§ Aim
Copy out each of the items below, putting "value-label" wherever "data-label" occurs and keeping the rest unchanged.

::::::

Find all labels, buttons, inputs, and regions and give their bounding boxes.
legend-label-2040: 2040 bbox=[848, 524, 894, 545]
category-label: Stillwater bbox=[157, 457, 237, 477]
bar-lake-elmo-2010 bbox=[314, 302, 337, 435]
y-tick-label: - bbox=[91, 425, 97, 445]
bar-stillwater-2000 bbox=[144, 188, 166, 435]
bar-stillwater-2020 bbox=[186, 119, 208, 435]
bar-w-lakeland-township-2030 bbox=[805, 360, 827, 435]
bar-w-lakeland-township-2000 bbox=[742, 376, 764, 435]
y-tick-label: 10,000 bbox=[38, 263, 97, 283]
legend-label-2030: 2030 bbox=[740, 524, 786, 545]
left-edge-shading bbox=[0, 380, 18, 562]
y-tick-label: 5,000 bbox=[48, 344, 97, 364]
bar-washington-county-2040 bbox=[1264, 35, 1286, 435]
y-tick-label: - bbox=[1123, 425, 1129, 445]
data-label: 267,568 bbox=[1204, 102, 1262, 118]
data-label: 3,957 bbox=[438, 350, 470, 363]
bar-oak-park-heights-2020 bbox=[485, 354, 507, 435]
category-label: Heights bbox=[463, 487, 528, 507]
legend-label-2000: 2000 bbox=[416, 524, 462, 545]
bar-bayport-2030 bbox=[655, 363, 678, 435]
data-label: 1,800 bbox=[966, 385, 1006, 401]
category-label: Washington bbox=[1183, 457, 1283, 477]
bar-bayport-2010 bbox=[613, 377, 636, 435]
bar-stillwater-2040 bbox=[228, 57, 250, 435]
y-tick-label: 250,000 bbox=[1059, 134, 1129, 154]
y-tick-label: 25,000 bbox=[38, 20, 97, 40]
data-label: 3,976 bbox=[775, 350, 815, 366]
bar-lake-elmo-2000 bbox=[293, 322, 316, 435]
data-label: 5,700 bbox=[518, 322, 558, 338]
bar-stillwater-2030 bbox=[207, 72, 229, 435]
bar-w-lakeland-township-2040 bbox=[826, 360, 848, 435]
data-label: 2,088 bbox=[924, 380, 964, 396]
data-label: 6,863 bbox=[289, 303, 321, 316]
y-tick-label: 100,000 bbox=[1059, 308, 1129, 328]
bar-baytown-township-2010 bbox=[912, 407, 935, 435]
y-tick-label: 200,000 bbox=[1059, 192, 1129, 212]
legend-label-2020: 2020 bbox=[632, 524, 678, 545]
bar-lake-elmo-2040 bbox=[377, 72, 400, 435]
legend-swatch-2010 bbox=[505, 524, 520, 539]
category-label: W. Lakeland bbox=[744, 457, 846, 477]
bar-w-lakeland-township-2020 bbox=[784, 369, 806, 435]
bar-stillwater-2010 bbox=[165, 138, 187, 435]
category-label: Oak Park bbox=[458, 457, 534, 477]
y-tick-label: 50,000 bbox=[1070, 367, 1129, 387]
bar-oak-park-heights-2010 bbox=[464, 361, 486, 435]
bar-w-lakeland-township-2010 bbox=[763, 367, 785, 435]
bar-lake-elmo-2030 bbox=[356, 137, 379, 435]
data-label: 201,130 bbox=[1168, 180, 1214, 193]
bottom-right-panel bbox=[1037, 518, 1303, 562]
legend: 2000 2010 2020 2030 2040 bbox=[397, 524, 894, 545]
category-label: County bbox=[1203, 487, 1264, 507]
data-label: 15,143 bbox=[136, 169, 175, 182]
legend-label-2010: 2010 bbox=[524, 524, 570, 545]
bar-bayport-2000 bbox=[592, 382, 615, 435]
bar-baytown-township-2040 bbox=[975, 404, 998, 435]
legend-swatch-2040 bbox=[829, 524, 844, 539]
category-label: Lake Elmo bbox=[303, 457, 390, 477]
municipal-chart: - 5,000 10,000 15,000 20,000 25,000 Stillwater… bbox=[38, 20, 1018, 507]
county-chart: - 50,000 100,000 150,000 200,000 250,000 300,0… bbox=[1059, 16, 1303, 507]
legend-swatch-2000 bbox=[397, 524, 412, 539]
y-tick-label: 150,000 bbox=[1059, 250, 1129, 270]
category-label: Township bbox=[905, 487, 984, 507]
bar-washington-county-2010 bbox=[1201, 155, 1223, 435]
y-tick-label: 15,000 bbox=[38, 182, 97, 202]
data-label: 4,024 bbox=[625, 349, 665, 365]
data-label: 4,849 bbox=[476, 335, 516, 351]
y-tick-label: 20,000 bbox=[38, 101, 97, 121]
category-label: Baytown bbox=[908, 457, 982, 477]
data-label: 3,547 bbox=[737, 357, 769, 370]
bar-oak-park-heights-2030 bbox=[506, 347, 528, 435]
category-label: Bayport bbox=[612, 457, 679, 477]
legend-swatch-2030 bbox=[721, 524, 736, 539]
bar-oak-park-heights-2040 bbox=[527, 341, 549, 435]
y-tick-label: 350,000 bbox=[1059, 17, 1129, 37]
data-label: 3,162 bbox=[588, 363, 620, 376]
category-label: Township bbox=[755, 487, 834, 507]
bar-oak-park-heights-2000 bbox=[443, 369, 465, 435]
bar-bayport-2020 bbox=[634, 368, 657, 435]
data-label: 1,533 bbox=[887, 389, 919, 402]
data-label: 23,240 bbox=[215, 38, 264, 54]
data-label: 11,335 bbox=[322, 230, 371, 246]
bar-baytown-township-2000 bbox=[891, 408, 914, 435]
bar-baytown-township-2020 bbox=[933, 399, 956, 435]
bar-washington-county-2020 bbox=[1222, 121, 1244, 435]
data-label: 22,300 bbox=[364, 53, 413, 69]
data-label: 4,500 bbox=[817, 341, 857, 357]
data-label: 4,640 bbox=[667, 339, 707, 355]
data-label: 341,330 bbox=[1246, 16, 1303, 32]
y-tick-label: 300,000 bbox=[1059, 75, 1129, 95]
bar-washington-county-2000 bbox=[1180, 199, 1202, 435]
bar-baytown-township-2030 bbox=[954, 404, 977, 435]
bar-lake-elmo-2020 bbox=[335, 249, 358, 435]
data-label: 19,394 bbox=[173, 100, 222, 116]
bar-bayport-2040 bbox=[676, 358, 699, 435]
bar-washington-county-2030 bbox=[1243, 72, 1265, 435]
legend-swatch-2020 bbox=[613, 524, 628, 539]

::::::

§ Finished exercise
Find all labels, buttons, inputs, and regions and give their bounding boxes.
legend-label-2040: 2040 bbox=[848, 524, 894, 545]
category-label: Stillwater bbox=[157, 457, 237, 477]
bar-lake-elmo-2010 bbox=[314, 302, 337, 435]
y-tick-label: - bbox=[91, 425, 97, 445]
bar-stillwater-2000 bbox=[144, 188, 166, 435]
bar-stillwater-2020 bbox=[186, 119, 208, 435]
bar-w-lakeland-township-2030 bbox=[805, 360, 827, 435]
bar-w-lakeland-township-2000 bbox=[742, 376, 764, 435]
y-tick-label: 10,000 bbox=[38, 263, 97, 283]
legend-label-2030: 2030 bbox=[740, 524, 786, 545]
left-edge-shading bbox=[0, 380, 18, 562]
y-tick-label: 5,000 bbox=[48, 344, 97, 364]
bar-washington-county-2040 bbox=[1264, 35, 1286, 435]
y-tick-label: - bbox=[1123, 425, 1129, 445]
value-label: 267,568 bbox=[1204, 102, 1262, 118]
value-label: 3,957 bbox=[438, 350, 470, 363]
bar-oak-park-heights-2020 bbox=[485, 354, 507, 435]
category-label: Heights bbox=[463, 487, 528, 507]
legend-label-2000: 2000 bbox=[416, 524, 462, 545]
bar-bayport-2030 bbox=[655, 363, 678, 435]
value-label: 1,800 bbox=[966, 385, 1006, 401]
category-label: Washington bbox=[1183, 457, 1283, 477]
bar-bayport-2010 bbox=[613, 377, 636, 435]
bar-stillwater-2040 bbox=[228, 57, 250, 435]
y-tick-label: 250,000 bbox=[1059, 134, 1129, 154]
y-tick-label: 25,000 bbox=[38, 20, 97, 40]
value-label: 3,976 bbox=[775, 350, 815, 366]
bar-lake-elmo-2000 bbox=[293, 322, 316, 435]
value-label: 5,700 bbox=[518, 322, 558, 338]
bar-stillwater-2030 bbox=[207, 72, 229, 435]
bar-w-lakeland-township-2040 bbox=[826, 360, 848, 435]
value-label: 2,088 bbox=[924, 380, 964, 396]
value-label: 6,863 bbox=[289, 303, 321, 316]
y-tick-label: 100,000 bbox=[1059, 308, 1129, 328]
bar-baytown-township-2010 bbox=[912, 407, 935, 435]
y-tick-label: 200,000 bbox=[1059, 192, 1129, 212]
legend-label-2020: 2020 bbox=[632, 524, 678, 545]
bar-lake-elmo-2040 bbox=[377, 72, 400, 435]
legend-swatch-2010 bbox=[505, 524, 520, 539]
category-label: W. Lakeland bbox=[744, 457, 846, 477]
bar-w-lakeland-township-2020 bbox=[784, 369, 806, 435]
bar-stillwater-2010 bbox=[165, 138, 187, 435]
category-label: Oak Park bbox=[458, 457, 534, 477]
y-tick-label: 50,000 bbox=[1070, 367, 1129, 387]
bar-oak-park-heights-2010 bbox=[464, 361, 486, 435]
bar-w-lakeland-township-2010 bbox=[763, 367, 785, 435]
bar-lake-elmo-2030 bbox=[356, 137, 379, 435]
value-label: 201,130 bbox=[1168, 180, 1214, 193]
bottom-right-panel bbox=[1037, 518, 1303, 562]
legend: 2000 2010 2020 2030 2040 bbox=[397, 524, 894, 545]
category-label: County bbox=[1203, 487, 1264, 507]
value-label: 15,143 bbox=[136, 169, 175, 182]
legend-label-2010: 2010 bbox=[524, 524, 570, 545]
bar-bayport-2000 bbox=[592, 382, 615, 435]
bar-baytown-township-2040 bbox=[975, 404, 998, 435]
legend-swatch-2040 bbox=[829, 524, 844, 539]
category-label: Lake Elmo bbox=[303, 457, 390, 477]
municipal-chart: - 5,000 10,000 15,000 20,000 25,000 Stillwater… bbox=[38, 20, 1018, 507]
county-chart: - 50,000 100,000 150,000 200,000 250,000 300,0… bbox=[1059, 16, 1303, 507]
legend-swatch-2000 bbox=[397, 524, 412, 539]
y-tick-label: 150,000 bbox=[1059, 250, 1129, 270]
category-label: Township bbox=[905, 487, 984, 507]
bar-washington-county-2010 bbox=[1201, 155, 1223, 435]
y-tick-label: 15,000 bbox=[38, 182, 97, 202]
value-label: 4,024 bbox=[625, 349, 665, 365]
value-label: 4,849 bbox=[476, 335, 516, 351]
y-tick-label: 20,000 bbox=[38, 101, 97, 121]
category-label: Baytown bbox=[908, 457, 982, 477]
value-label: 3,547 bbox=[737, 357, 769, 370]
bar-oak-park-heights-2030 bbox=[506, 347, 528, 435]
category-label: Bayport bbox=[612, 457, 679, 477]
legend-swatch-2030 bbox=[721, 524, 736, 539]
bar-oak-park-heights-2040 bbox=[527, 341, 549, 435]
y-tick-label: 350,000 bbox=[1059, 17, 1129, 37]
value-label: 3,162 bbox=[588, 363, 620, 376]
category-label: Township bbox=[755, 487, 834, 507]
bar-oak-park-heights-2000 bbox=[443, 369, 465, 435]
bar-bayport-2020 bbox=[634, 368, 657, 435]
value-label: 1,533 bbox=[887, 389, 919, 402]
value-label: 23,240 bbox=[215, 38, 264, 54]
value-label: 11,335 bbox=[322, 230, 371, 246]
bar-baytown-township-2000 bbox=[891, 408, 914, 435]
bar-baytown-township-2020 bbox=[933, 399, 956, 435]
bar-washington-county-2020 bbox=[1222, 121, 1244, 435]
value-label: 22,300 bbox=[364, 53, 413, 69]
value-label: 4,500 bbox=[817, 341, 857, 357]
value-label: 4,640 bbox=[667, 339, 707, 355]
value-label: 341,330 bbox=[1246, 16, 1303, 32]
y-tick-label: 300,000 bbox=[1059, 75, 1129, 95]
bar-washington-county-2000 bbox=[1180, 199, 1202, 435]
bar-baytown-township-2030 bbox=[954, 404, 977, 435]
bar-lake-elmo-2020 bbox=[335, 249, 358, 435]
value-label: 19,394 bbox=[173, 100, 222, 116]
bar-bayport-2040 bbox=[676, 358, 699, 435]
bar-washington-county-2030 bbox=[1243, 72, 1265, 435]
legend-swatch-2020 bbox=[613, 524, 628, 539]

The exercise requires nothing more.